> [TASK TO CARRY OUT]:
Report every line in the items below that contains the string "legend", reproducing each such line in full.

> [GIVEN RECORDS]:

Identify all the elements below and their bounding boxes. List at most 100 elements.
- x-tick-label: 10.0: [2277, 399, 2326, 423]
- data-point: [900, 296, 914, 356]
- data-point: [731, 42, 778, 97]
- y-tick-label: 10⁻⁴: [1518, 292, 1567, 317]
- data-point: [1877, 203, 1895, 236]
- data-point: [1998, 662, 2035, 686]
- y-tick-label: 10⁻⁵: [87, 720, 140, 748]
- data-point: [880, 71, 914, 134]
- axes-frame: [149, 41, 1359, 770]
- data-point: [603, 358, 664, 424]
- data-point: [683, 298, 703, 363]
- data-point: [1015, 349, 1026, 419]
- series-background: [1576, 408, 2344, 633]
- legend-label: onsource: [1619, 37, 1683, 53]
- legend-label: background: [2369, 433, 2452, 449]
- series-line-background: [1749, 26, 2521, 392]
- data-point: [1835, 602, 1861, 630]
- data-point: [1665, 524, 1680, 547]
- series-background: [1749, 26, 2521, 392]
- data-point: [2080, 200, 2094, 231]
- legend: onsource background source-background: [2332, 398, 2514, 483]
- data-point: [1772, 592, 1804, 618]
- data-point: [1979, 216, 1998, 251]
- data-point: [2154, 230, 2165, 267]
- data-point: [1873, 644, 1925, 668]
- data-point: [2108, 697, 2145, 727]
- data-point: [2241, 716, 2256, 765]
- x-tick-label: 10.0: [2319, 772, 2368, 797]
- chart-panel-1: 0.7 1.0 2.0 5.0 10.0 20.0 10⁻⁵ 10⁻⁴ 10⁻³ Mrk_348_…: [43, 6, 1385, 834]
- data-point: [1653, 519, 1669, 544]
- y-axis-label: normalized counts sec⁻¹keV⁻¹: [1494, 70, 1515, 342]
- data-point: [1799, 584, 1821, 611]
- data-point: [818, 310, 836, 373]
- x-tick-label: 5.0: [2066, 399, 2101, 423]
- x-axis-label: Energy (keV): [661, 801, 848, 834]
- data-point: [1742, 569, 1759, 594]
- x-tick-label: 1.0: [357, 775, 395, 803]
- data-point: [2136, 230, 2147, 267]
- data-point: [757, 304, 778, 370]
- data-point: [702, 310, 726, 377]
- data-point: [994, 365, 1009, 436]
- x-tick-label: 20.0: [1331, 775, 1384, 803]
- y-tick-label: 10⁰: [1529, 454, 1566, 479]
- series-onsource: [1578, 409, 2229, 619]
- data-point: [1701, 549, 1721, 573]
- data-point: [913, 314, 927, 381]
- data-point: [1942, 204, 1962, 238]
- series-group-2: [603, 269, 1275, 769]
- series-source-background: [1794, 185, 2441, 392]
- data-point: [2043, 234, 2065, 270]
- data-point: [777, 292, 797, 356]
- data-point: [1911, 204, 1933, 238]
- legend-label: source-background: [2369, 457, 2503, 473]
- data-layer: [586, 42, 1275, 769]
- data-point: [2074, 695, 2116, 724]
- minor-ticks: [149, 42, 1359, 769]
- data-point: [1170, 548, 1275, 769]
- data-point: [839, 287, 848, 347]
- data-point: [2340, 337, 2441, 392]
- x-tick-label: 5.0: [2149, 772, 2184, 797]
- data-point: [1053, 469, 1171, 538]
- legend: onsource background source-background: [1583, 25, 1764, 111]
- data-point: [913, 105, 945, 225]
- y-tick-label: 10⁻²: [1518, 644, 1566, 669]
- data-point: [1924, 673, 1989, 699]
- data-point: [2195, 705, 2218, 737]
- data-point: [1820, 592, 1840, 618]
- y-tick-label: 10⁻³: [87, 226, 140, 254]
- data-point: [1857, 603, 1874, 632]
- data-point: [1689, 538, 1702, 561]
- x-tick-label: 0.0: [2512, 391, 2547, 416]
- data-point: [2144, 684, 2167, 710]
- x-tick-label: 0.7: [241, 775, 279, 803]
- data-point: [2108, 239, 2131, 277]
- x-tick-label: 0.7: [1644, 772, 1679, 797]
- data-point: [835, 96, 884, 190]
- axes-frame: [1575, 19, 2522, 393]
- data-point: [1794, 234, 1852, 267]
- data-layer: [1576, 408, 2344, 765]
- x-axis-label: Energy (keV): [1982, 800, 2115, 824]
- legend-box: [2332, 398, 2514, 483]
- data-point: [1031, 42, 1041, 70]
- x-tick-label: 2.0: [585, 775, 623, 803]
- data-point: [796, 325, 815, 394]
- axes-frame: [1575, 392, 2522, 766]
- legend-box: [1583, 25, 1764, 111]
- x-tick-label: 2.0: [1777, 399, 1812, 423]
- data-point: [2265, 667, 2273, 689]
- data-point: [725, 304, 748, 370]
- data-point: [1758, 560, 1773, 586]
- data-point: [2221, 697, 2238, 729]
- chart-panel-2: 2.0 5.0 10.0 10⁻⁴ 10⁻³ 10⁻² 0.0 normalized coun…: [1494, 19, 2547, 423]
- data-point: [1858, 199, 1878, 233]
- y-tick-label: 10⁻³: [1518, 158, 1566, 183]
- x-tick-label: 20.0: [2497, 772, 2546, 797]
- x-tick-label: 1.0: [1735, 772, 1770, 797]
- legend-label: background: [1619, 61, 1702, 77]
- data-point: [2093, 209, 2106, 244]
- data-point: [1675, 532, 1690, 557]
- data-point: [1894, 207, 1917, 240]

> [TASK RESPONSE]:
- legend-label: onsource: [1619, 37, 1683, 53]
- legend-label: background: [2369, 433, 2452, 449]
- legend: onsource background source-background: [2332, 398, 2514, 483]
- legend-label: source-background: [2369, 457, 2503, 473]
- legend: onsource background source-background: [1583, 25, 1764, 111]
- legend-box: [2332, 398, 2514, 483]
- legend-box: [1583, 25, 1764, 111]
- legend-label: background: [1619, 61, 1702, 77]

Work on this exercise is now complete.